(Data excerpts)

______

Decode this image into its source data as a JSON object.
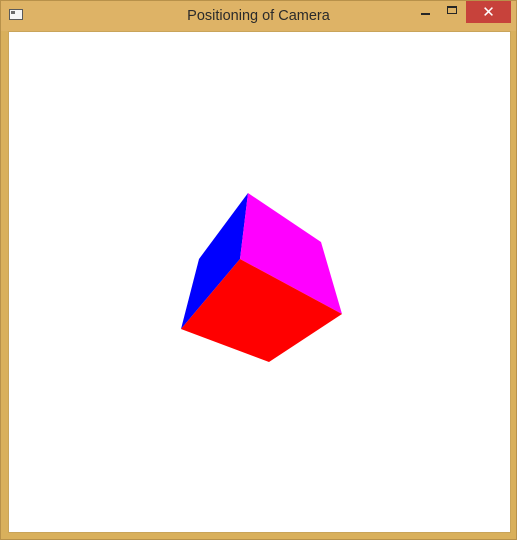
{
  "window": {
    "title": "Positioning of Camera",
    "close_glyph": "✕"
  },
  "scene": {
    "object": "cube",
    "faces": [
      {
        "name": "front-face",
        "color": "#ff0000"
      },
      {
        "name": "top-face",
        "color": "#ff00ff"
      },
      {
        "name": "left-face",
        "color": "#0000ff"
      }
    ]
  },
  "icons": {
    "app": "window-app-icon",
    "minimize": "minimize-icon",
    "maximize": "maximize-icon",
    "close": "close-icon"
  }
}
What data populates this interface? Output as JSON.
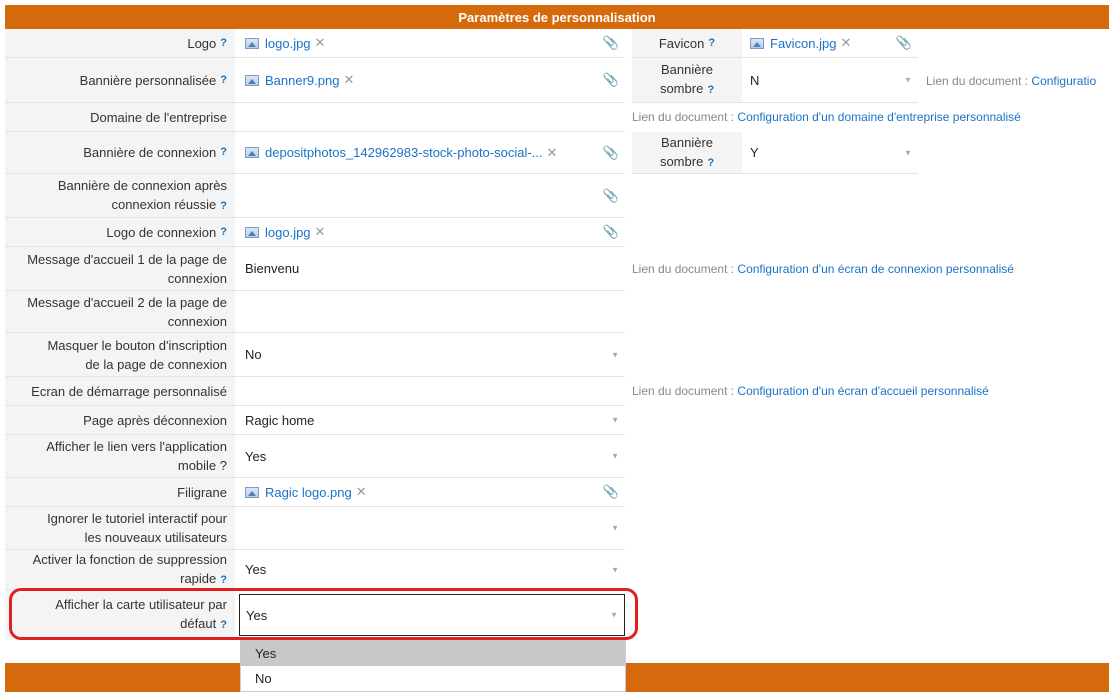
{
  "header": {
    "title": "Paramètres de personnalisation"
  },
  "rows": {
    "logo": {
      "label": "Logo",
      "file": "logo.jpg"
    },
    "banner": {
      "label": "Bannière personnalisée",
      "file": "Banner9.png"
    },
    "domain": {
      "label": "Domaine de l'entreprise"
    },
    "login_banner": {
      "label": "Bannière de connexion",
      "file": "depositphotos_142962983-stock-photo-social-..."
    },
    "login_banner_after": {
      "label1": "Bannière de connexion après",
      "label2": "connexion réussie"
    },
    "login_logo": {
      "label": "Logo de connexion",
      "file": "logo.jpg"
    },
    "welcome1": {
      "label1": "Message d'accueil 1 de la page de",
      "label2": "connexion",
      "value": "Bienvenu"
    },
    "welcome2": {
      "label1": "Message d'accueil 2 de la page de",
      "label2": "connexion"
    },
    "hide_signup": {
      "label1": "Masquer le bouton d'inscription",
      "label2": "de la page de connexion",
      "value": "No"
    },
    "splash": {
      "label": "Ecran de démarrage personnalisé"
    },
    "after_logout": {
      "label": "Page après déconnexion",
      "value": "Ragic home"
    },
    "mobile_link": {
      "label1": "Afficher le lien vers l'application",
      "label2": "mobile ?",
      "value": "Yes"
    },
    "watermark": {
      "label": "Filigrane",
      "file": "Ragic logo.png"
    },
    "tutorial": {
      "label1": "Ignorer le tutoriel interactif pour",
      "label2": "les nouveaux utilisateurs"
    },
    "quick_delete": {
      "label1": "Activer la fonction de suppression",
      "label2": "rapide",
      "value": "Yes"
    },
    "user_card": {
      "label1": "Afficher la carte utilisateur par",
      "label2": "défaut",
      "value": "Yes"
    }
  },
  "right": {
    "favicon": {
      "label": "Favicon",
      "file": "Favicon.jpg"
    },
    "dark_banner_1": {
      "label1": "Bannière",
      "label2": "sombre",
      "value": "N"
    },
    "dark_banner_2": {
      "label1": "Bannière",
      "label2": "sombre",
      "value": "Y"
    }
  },
  "doc_links": {
    "prefix": "Lien du document :",
    "banner": "Configuratio",
    "domain": "Configuration d'un domaine d'entreprise personnalisé",
    "login_screen": "Configuration d'un écran de connexion personnalisé",
    "splash": "Configuration d'un écran d'accueil personnalisé"
  },
  "help_mark": "?",
  "dropdown": {
    "options": [
      "Yes",
      "No"
    ],
    "selected": "Yes"
  },
  "colors": {
    "header_bg": "#d46a0c",
    "link": "#1a73c8",
    "highlight": "#e02020"
  }
}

______

Retype everything in the material word for word, minus pictures.

Decode this image into its source data as a JSON object.
{
  "window": {
    "title": "Positioning of Camera",
    "close_glyph": "✕"
  },
  "scene": {
    "object": "cube",
    "faces": [
      {
        "name": "front-face",
        "color": "#ff0000"
      },
      {
        "name": "top-face",
        "color": "#ff00ff"
      },
      {
        "name": "left-face",
        "color": "#0000ff"
      }
    ]
  },
  "icons": {
    "app": "window-app-icon",
    "minimize": "minimize-icon",
    "maximize": "maximize-icon",
    "close": "close-icon"
  }
}
What data populates this interface? Output as JSON.
{
  "header": {
    "title": "Paramètres de personnalisation"
  },
  "rows": {
    "logo": {
      "label": "Logo",
      "file": "logo.jpg"
    },
    "banner": {
      "label": "Bannière personnalisée",
      "file": "Banner9.png"
    },
    "domain": {
      "label": "Domaine de l'entreprise"
    },
    "login_banner": {
      "label": "Bannière de connexion",
      "file": "depositphotos_142962983-stock-photo-social-..."
    },
    "login_banner_after": {
      "label1": "Bannière de connexion après",
      "label2": "connexion réussie"
    },
    "login_logo": {
      "label": "Logo de connexion",
      "file": "logo.jpg"
    },
    "welcome1": {
      "label1": "Message d'accueil 1 de la page de",
      "label2": "connexion",
      "value": "Bienvenu"
    },
    "welcome2": {
      "label1": "Message d'accueil 2 de la page de",
      "label2": "connexion"
    },
    "hide_signup": {
      "label1": "Masquer le bouton d'inscription",
      "label2": "de la page de connexion",
      "value": "No"
    },
    "splash": {
      "label": "Ecran de démarrage personnalisé"
    },
    "after_logout": {
      "label": "Page après déconnexion",
      "value": "Ragic home"
    },
    "mobile_link": {
      "label1": "Afficher le lien vers l'application",
      "label2": "mobile ?",
      "value": "Yes"
    },
    "watermark": {
      "label": "Filigrane",
      "file": "Ragic logo.png"
    },
    "tutorial": {
      "label1": "Ignorer le tutoriel interactif pour",
      "label2": "les nouveaux utilisateurs"
    },
    "quick_delete": {
      "label1": "Activer la fonction de suppression",
      "label2": "rapide",
      "value": "Yes"
    },
    "user_card": {
      "label1": "Afficher la carte utilisateur par",
      "label2": "défaut",
      "value": "Yes"
    }
  },
  "right": {
    "favicon": {
      "label": "Favicon",
      "file": "Favicon.jpg"
    },
    "dark_banner_1": {
      "label1": "Bannière",
      "label2": "sombre",
      "value": "N"
    },
    "dark_banner_2": {
      "label1": "Bannière",
      "label2": "sombre",
      "value": "Y"
    }
  },
  "doc_links": {
    "prefix": "Lien du document :",
    "banner": "Configuratio",
    "domain": "Configuration d'un domaine d'entreprise personnalisé",
    "login_screen": "Configuration d'un écran de connexion personnalisé",
    "splash": "Configuration d'un écran d'accueil personnalisé"
  },
  "help_mark": "?",
  "dropdown": {
    "options": [
      "Yes",
      "No"
    ],
    "selected": "Yes"
  },
  "colors": {
    "header_bg": "#d46a0c",
    "link": "#1a73c8",
    "highlight": "#e02020"
  }
}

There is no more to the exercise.